(EXERCISE): Repeat the records below exactly, leaving out every picture.

---------- SOURCE RECORDS

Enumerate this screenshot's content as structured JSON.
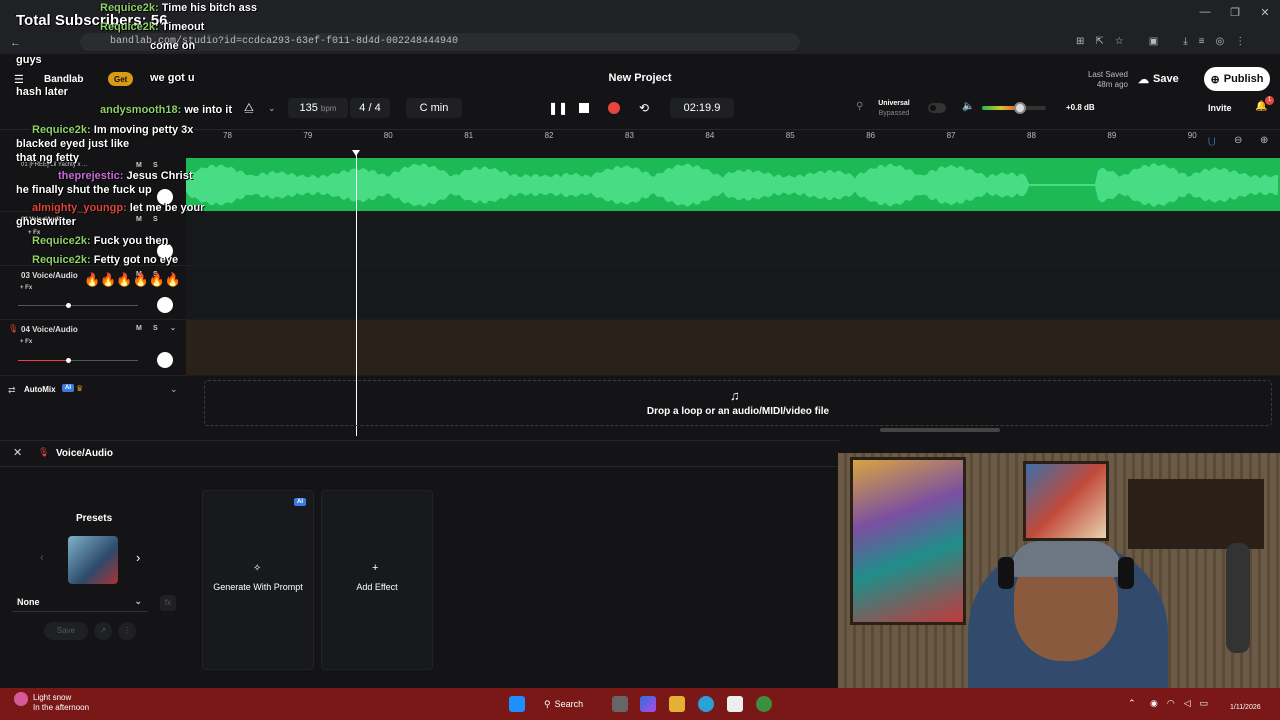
{
  "overlay": {
    "subscribers": "Total Subscribers: 56",
    "chat": [
      {
        "name": "Requice2k:",
        "message": "Time his bitch ass"
      },
      {
        "name": "Requice2k:",
        "message": "Timeout"
      },
      {
        "name": "",
        "message": "come on"
      },
      {
        "name": "",
        "message": "guys"
      },
      {
        "name": "",
        "message": "we got u"
      },
      {
        "name": "",
        "message": "hash later"
      },
      {
        "name": "andysmooth18:",
        "message": "we into it"
      },
      {
        "name": "Requice2k:",
        "message": "Im moving petty 3x"
      },
      {
        "name": "",
        "message": "blacked eyed just like"
      },
      {
        "name": "",
        "message": "that ng fetty"
      },
      {
        "name": "theprejestic:",
        "message": "Jesus Christ"
      },
      {
        "name": "",
        "message": "he finally shut the fuck up"
      },
      {
        "name": "almighty_youngp:",
        "message": "let me be your"
      },
      {
        "name": "",
        "message": "ghostwriter"
      },
      {
        "name": "Requice2k:",
        "message": "Fuck you then"
      },
      {
        "name": "Requice2k:",
        "message": "Fetty got no eye"
      }
    ],
    "fire_emojis": "🔥🔥🔥🔥🔥🔥"
  },
  "browser": {
    "url": "bandlab.com/studio?id=ccdca293-63ef-f011-8d4d-002248444940",
    "app_label": "Bandlab",
    "get_label": "Get"
  },
  "header": {
    "project_title": "New Project",
    "last_saved_label": "Last Saved",
    "last_saved_time": "48m ago",
    "save_label": "Save",
    "publish_label": "Publish",
    "invite_label": "Invite",
    "notification_count": "1"
  },
  "transport": {
    "bpm": "135",
    "bpm_unit": "bpm",
    "time_sig": "4 / 4",
    "key": "C min",
    "time": "02:19.9",
    "preset_name": "Universal",
    "preset_state": "Bypassed",
    "master_db": "+0.8 dB",
    "master_level": 0.6
  },
  "ruler": [
    "78",
    "79",
    "80",
    "81",
    "82",
    "83",
    "84",
    "85",
    "86",
    "87",
    "88",
    "89",
    "90"
  ],
  "tracks": [
    {
      "num": "01",
      "name": "[FREE] Lil Yachty x ...",
      "m": "M",
      "s": "S",
      "fx": "+ Fx"
    },
    {
      "num": "02",
      "name": "Voice/Audio",
      "m": "M",
      "s": "S",
      "fx": "+ Fx"
    },
    {
      "num": "03",
      "name": "Voice/Audio",
      "m": "M",
      "s": "S",
      "fx": "+ Fx"
    },
    {
      "num": "04",
      "name": "Voice/Audio",
      "m": "M",
      "s": "S",
      "fx": "+ Fx"
    }
  ],
  "automix": {
    "label": "AutoMix",
    "badge": "AI"
  },
  "drop_zone": "Drop a loop or an audio/MIDI/video file",
  "effects": {
    "track_name": "Voice/Audio",
    "presets_label": "Presets",
    "preset_value": "None",
    "save_label": "Save",
    "generate_label": "Generate With Prompt",
    "generate_badge": "AI",
    "add_effect_label": "Add Effect"
  },
  "taskbar": {
    "weather_title": "Light snow",
    "weather_sub": "In the afternoon",
    "search_label": "Search",
    "date": "1/11/2026"
  },
  "colors": {
    "waveform": "#1db954",
    "record": "#e8453c",
    "taskbar": "#7a1717",
    "accent": "#3b7be0"
  }
}
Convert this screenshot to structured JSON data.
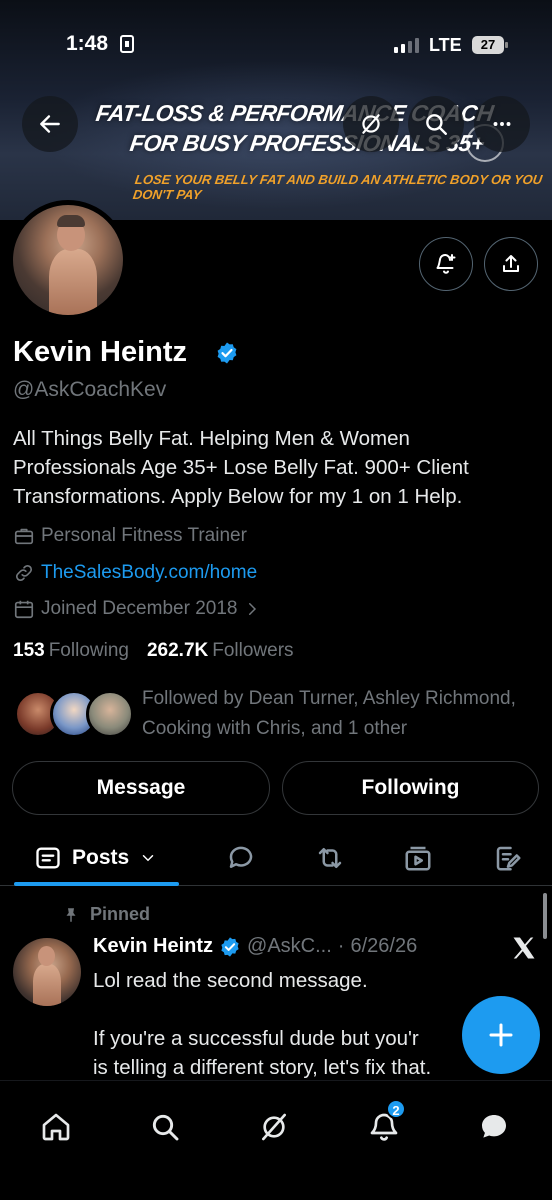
{
  "status_bar": {
    "time": "1:48",
    "network": "LTE",
    "battery": "27"
  },
  "banner": {
    "line1": "FAT-LOSS & PERFORMANCE COACH",
    "line2": "FOR BUSY PROFESSIONALS 35+",
    "line3": "LOSE YOUR BELLY FAT AND BUILD AN ATHLETIC BODY OR YOU DON'T PAY"
  },
  "profile": {
    "name": "Kevin Heintz",
    "handle": "@AskCoachKev",
    "bio": "All Things Belly Fat. Helping Men & Women Professionals Age 35+ Lose Belly Fat. 900+ Client Transformations. Apply Below for my 1 on 1 Help.",
    "category": "Personal Fitness Trainer",
    "website": "TheSalesBody.com/home",
    "joined": "Joined December 2018",
    "following_count": "153",
    "following_label": "Following",
    "followers_count": "262.7K",
    "followers_label": "Followers",
    "followed_by": "Followed by Dean Turner, Ashley Richmond, Cooking with Chris, and 1 other"
  },
  "actions": {
    "message": "Message",
    "following": "Following"
  },
  "tabs": {
    "posts": "Posts"
  },
  "pinned_post": {
    "pinned_label": "Pinned",
    "author": "Kevin Heintz",
    "handle": "@AskC...",
    "separator": "·",
    "date": "6/26/26",
    "text": "Lol read the second message.\n\nIf you're a successful dude but you'r\nis telling a different story, let's fix that."
  },
  "nav": {
    "notifications_badge": "2"
  },
  "colors": {
    "accent": "#1d9bf0",
    "muted": "#71767b",
    "background": "#000000"
  }
}
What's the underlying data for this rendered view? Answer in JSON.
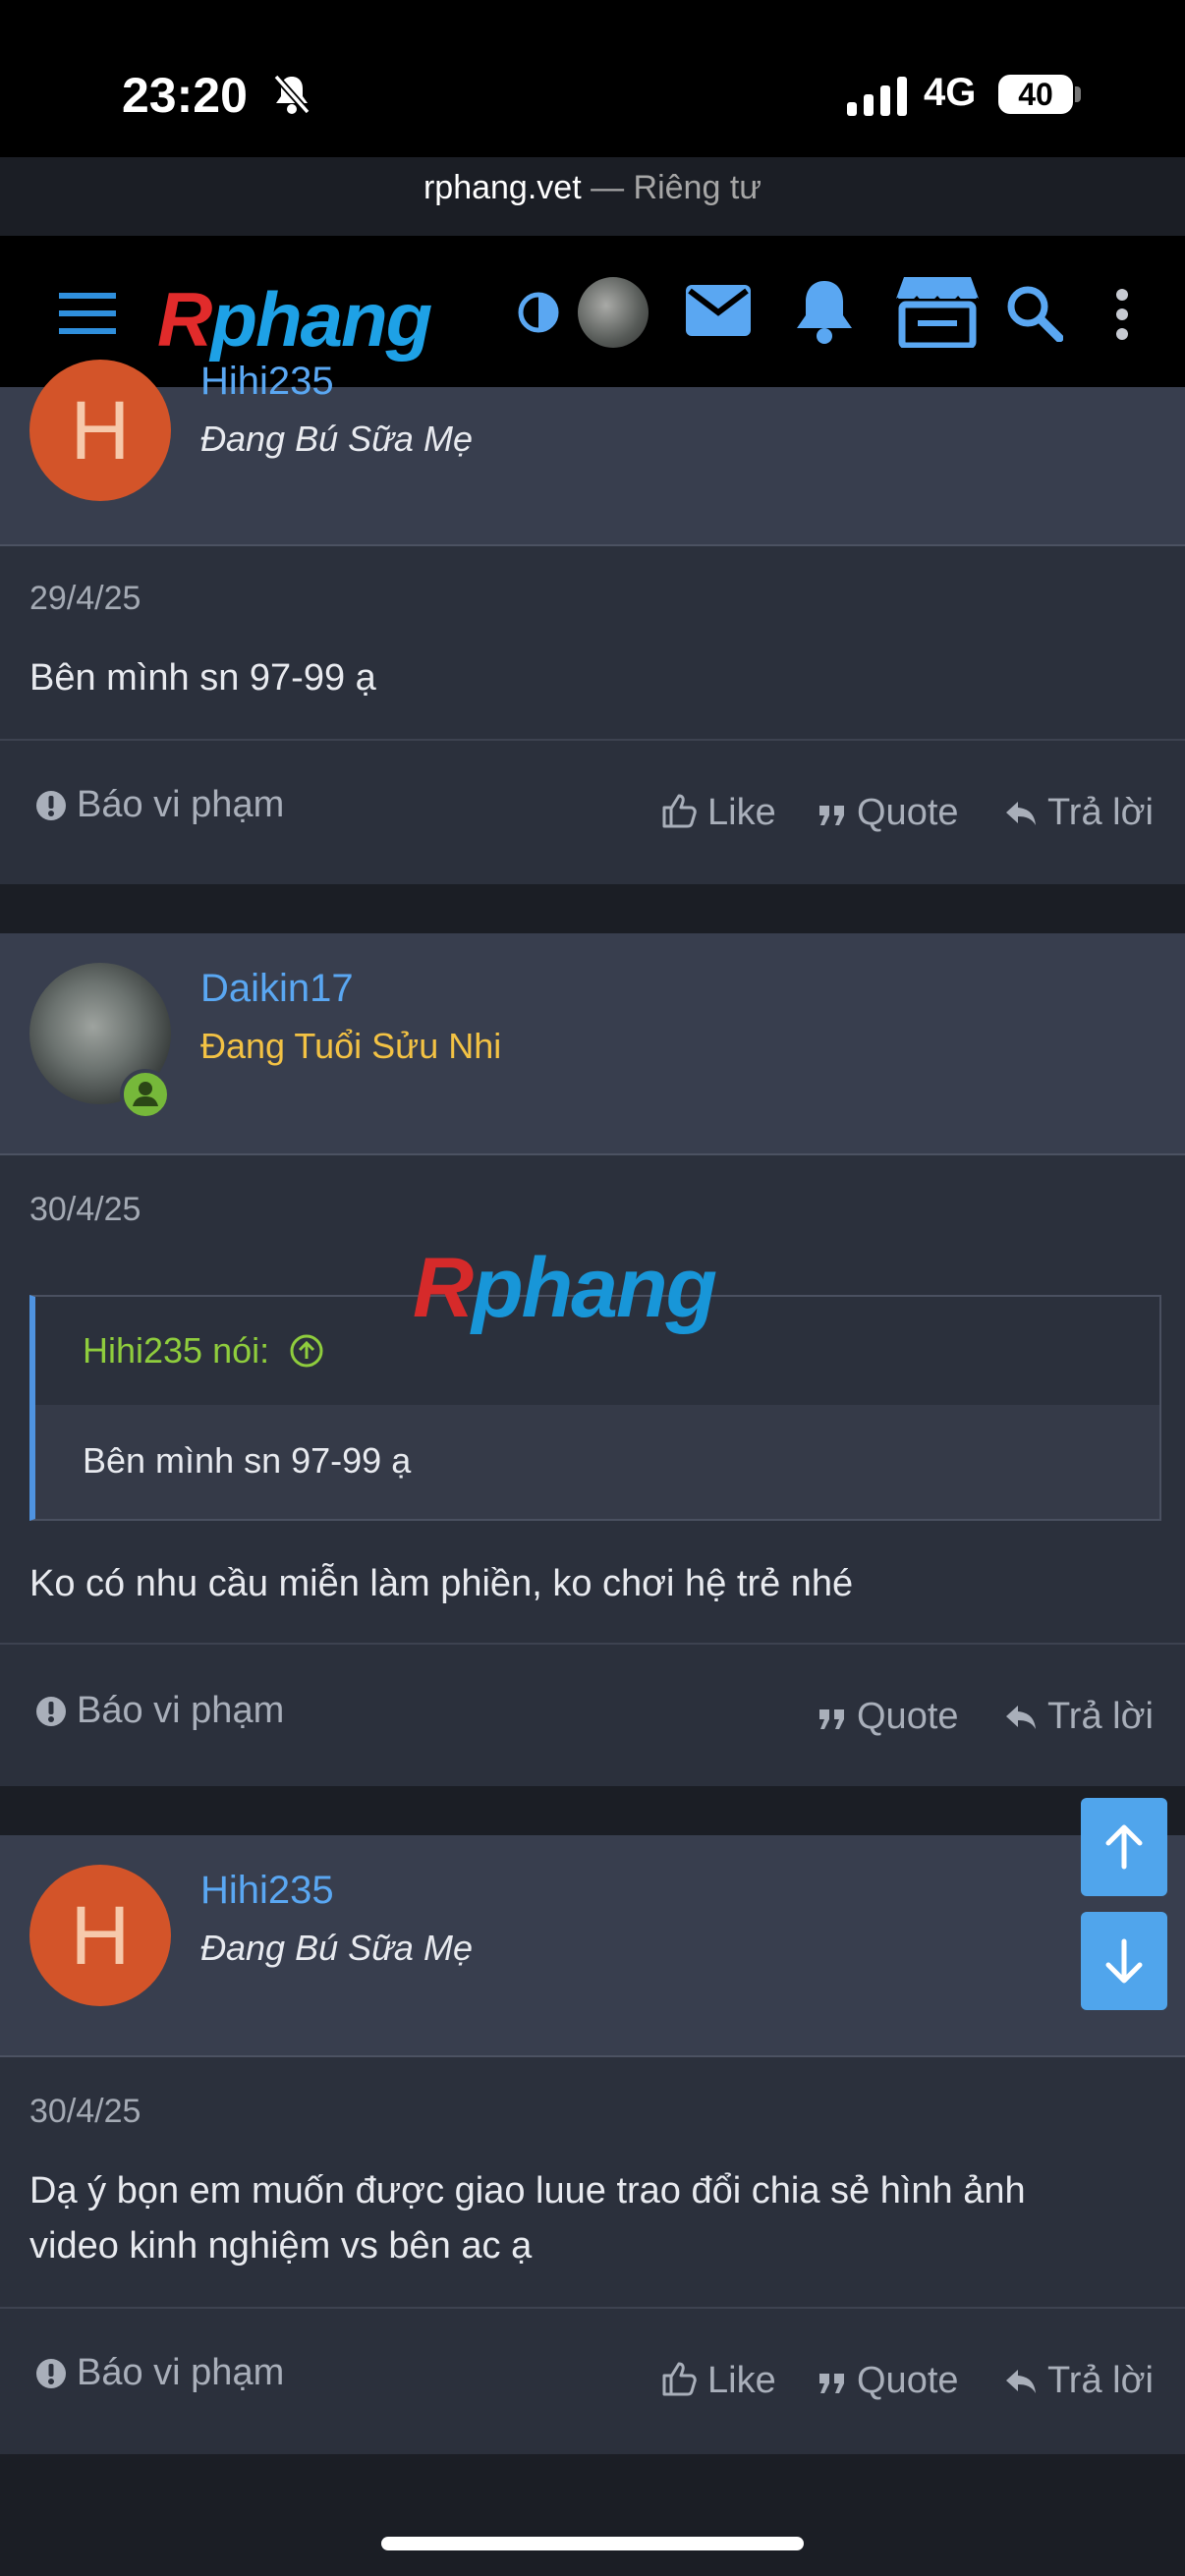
{
  "status_bar": {
    "time": "23:20",
    "network": "4G",
    "battery": "40"
  },
  "browser": {
    "domain": "rphang.vet",
    "private_label": " — Riêng tư"
  },
  "site": {
    "logo_first": "R",
    "logo_rest": "phang"
  },
  "watermark": {
    "first": "R",
    "rest": "phang"
  },
  "posts": [
    {
      "username": "Hihi235",
      "user_title": "Đang Bú Sữa Mẹ",
      "avatar_letter": "H",
      "date": "29/4/25",
      "message": "Bên mình sn 97-99 ạ",
      "actions": {
        "report": "Báo vi phạm",
        "like": "Like",
        "quote": "Quote",
        "reply": "Trả lời"
      }
    },
    {
      "username": "Daikin17",
      "user_title": "Đang Tuổi Sửu Nhi",
      "date": "30/4/25",
      "quote": {
        "author": "Hihi235 nói:",
        "text": "Bên mình sn 97-99 ạ"
      },
      "message": "Ko có nhu cầu miễn làm phiền, ko chơi hệ trẻ nhé",
      "actions": {
        "report": "Báo vi phạm",
        "quote": "Quote",
        "reply": "Trả lời"
      }
    },
    {
      "username": "Hihi235",
      "user_title": "Đang Bú Sữa Mẹ",
      "avatar_letter": "H",
      "date": "30/4/25",
      "message_line1": "Dạ ý bọn em muốn được giao luue trao đổi chia sẻ hình ảnh",
      "message_line2": "video kinh nghiệm vs bên ac ạ",
      "actions": {
        "report": "Báo vi phạm",
        "like": "Like",
        "quote": "Quote",
        "reply": "Trả lời"
      }
    }
  ]
}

--------------------

(ANSWER TO THIS TASK):
Enumerate this screenshot's content as structured JSON.
{
  "overlay": {
    "subscribers": "Total Subscribers: 56",
    "chat": [
      {
        "name": "Requice2k:",
        "message": "Time his bitch ass"
      },
      {
        "name": "Requice2k:",
        "message": "Timeout"
      },
      {
        "name": "",
        "message": "come on"
      },
      {
        "name": "",
        "message": "guys"
      },
      {
        "name": "",
        "message": "we got u"
      },
      {
        "name": "",
        "message": "hash later"
      },
      {
        "name": "andysmooth18:",
        "message": "we into it"
      },
      {
        "name": "Requice2k:",
        "message": "Im moving petty 3x"
      },
      {
        "name": "",
        "message": "blacked eyed just like"
      },
      {
        "name": "",
        "message": "that ng fetty"
      },
      {
        "name": "theprejestic:",
        "message": "Jesus Christ"
      },
      {
        "name": "",
        "message": "he finally shut the fuck up"
      },
      {
        "name": "almighty_youngp:",
        "message": "let me be your"
      },
      {
        "name": "",
        "message": "ghostwriter"
      },
      {
        "name": "Requice2k:",
        "message": "Fuck you then"
      },
      {
        "name": "Requice2k:",
        "message": "Fetty got no eye"
      }
    ],
    "fire_emojis": "🔥🔥🔥🔥🔥🔥"
  },
  "browser": {
    "url": "bandlab.com/studio?id=ccdca293-63ef-f011-8d4d-002248444940",
    "app_label": "Bandlab",
    "get_label": "Get"
  },
  "header": {
    "project_title": "New Project",
    "last_saved_label": "Last Saved",
    "last_saved_time": "48m ago",
    "save_label": "Save",
    "publish_label": "Publish",
    "invite_label": "Invite",
    "notification_count": "1"
  },
  "transport": {
    "bpm": "135",
    "bpm_unit": "bpm",
    "time_sig": "4 / 4",
    "key": "C min",
    "time": "02:19.9",
    "preset_name": "Universal",
    "preset_state": "Bypassed",
    "master_db": "+0.8 dB",
    "master_level": 0.6
  },
  "ruler": [
    "78",
    "79",
    "80",
    "81",
    "82",
    "83",
    "84",
    "85",
    "86",
    "87",
    "88",
    "89",
    "90"
  ],
  "tracks": [
    {
      "num": "01",
      "name": "[FREE] Lil Yachty x ...",
      "m": "M",
      "s": "S",
      "fx": "+ Fx"
    },
    {
      "num": "02",
      "name": "Voice/Audio",
      "m": "M",
      "s": "S",
      "fx": "+ Fx"
    },
    {
      "num": "03",
      "name": "Voice/Audio",
      "m": "M",
      "s": "S",
      "fx": "+ Fx"
    },
    {
      "num": "04",
      "name": "Voice/Audio",
      "m": "M",
      "s": "S",
      "fx": "+ Fx"
    }
  ],
  "automix": {
    "label": "AutoMix",
    "badge": "AI"
  },
  "drop_zone": "Drop a loop or an audio/MIDI/video file",
  "effects": {
    "track_name": "Voice/Audio",
    "presets_label": "Presets",
    "preset_value": "None",
    "save_label": "Save",
    "generate_label": "Generate With Prompt",
    "generate_badge": "AI",
    "add_effect_label": "Add Effect"
  },
  "taskbar": {
    "weather_title": "Light snow",
    "weather_sub": "In the afternoon",
    "search_label": "Search",
    "date": "1/11/2026"
  },
  "colors": {
    "waveform": "#1db954",
    "record": "#e8453c",
    "taskbar": "#7a1717",
    "accent": "#3b7be0"
  }
}
Convert this screenshot to structured JSON data.
{
  "status_bar": {
    "time": "1:48",
    "network": "LTE",
    "battery": "27"
  },
  "banner": {
    "line1": "FAT-LOSS & PERFORMANCE COACH",
    "line2": "FOR BUSY PROFESSIONALS 35+",
    "line3": "LOSE YOUR BELLY FAT AND BUILD AN ATHLETIC BODY OR YOU DON'T PAY"
  },
  "profile": {
    "name": "Kevin Heintz",
    "handle": "@AskCoachKev",
    "bio": "All Things Belly Fat. Helping Men & Women Professionals Age 35+ Lose Belly Fat. 900+ Client Transformations. Apply Below for my 1 on 1 Help.",
    "category": "Personal Fitness Trainer",
    "website": "TheSalesBody.com/home",
    "joined": "Joined December 2018",
    "following_count": "153",
    "following_label": "Following",
    "followers_count": "262.7K",
    "followers_label": "Followers",
    "followed_by": "Followed by Dean Turner, Ashley Richmond, Cooking with Chris, and 1 other"
  },
  "actions": {
    "message": "Message",
    "following": "Following"
  },
  "tabs": {
    "posts": "Posts"
  },
  "pinned_post": {
    "pinned_label": "Pinned",
    "author": "Kevin Heintz",
    "handle": "@AskC...",
    "separator": "·",
    "date": "6/26/26",
    "text": "Lol read the second message.\n\nIf you're a successful dude but you'r\nis telling a different story, let's fix that."
  },
  "nav": {
    "notifications_badge": "2"
  },
  "colors": {
    "accent": "#1d9bf0",
    "muted": "#71767b",
    "background": "#000000"
  }
}
What's the underlying data for this rendered view? Answer in JSON.
{
  "status_bar": {
    "time": "23:20",
    "network": "4G",
    "battery": "40"
  },
  "browser": {
    "domain": "rphang.vet",
    "private_label": " — Riêng tư"
  },
  "site": {
    "logo_first": "R",
    "logo_rest": "phang"
  },
  "watermark": {
    "first": "R",
    "rest": "phang"
  },
  "posts": [
    {
      "username": "Hihi235",
      "user_title": "Đang Bú Sữa Mẹ",
      "avatar_letter": "H",
      "date": "29/4/25",
      "message": "Bên mình sn 97-99 ạ",
      "actions": {
        "report": "Báo vi phạm",
        "like": "Like",
        "quote": "Quote",
        "reply": "Trả lời"
      }
    },
    {
      "username": "Daikin17",
      "user_title": "Đang Tuổi Sửu Nhi",
      "date": "30/4/25",
      "quote": {
        "author": "Hihi235 nói:",
        "text": "Bên mình sn 97-99 ạ"
      },
      "message": "Ko có nhu cầu miễn làm phiền, ko chơi hệ trẻ nhé",
      "actions": {
        "report": "Báo vi phạm",
        "quote": "Quote",
        "reply": "Trả lời"
      }
    },
    {
      "username": "Hihi235",
      "user_title": "Đang Bú Sữa Mẹ",
      "avatar_letter": "H",
      "date": "30/4/25",
      "message_line1": "Dạ ý bọn em muốn được giao luue trao đổi chia sẻ hình ảnh",
      "message_line2": "video kinh nghiệm vs bên ac ạ",
      "actions": {
        "report": "Báo vi phạm",
        "like": "Like",
        "quote": "Quote",
        "reply": "Trả lời"
      }
    }
  ]
}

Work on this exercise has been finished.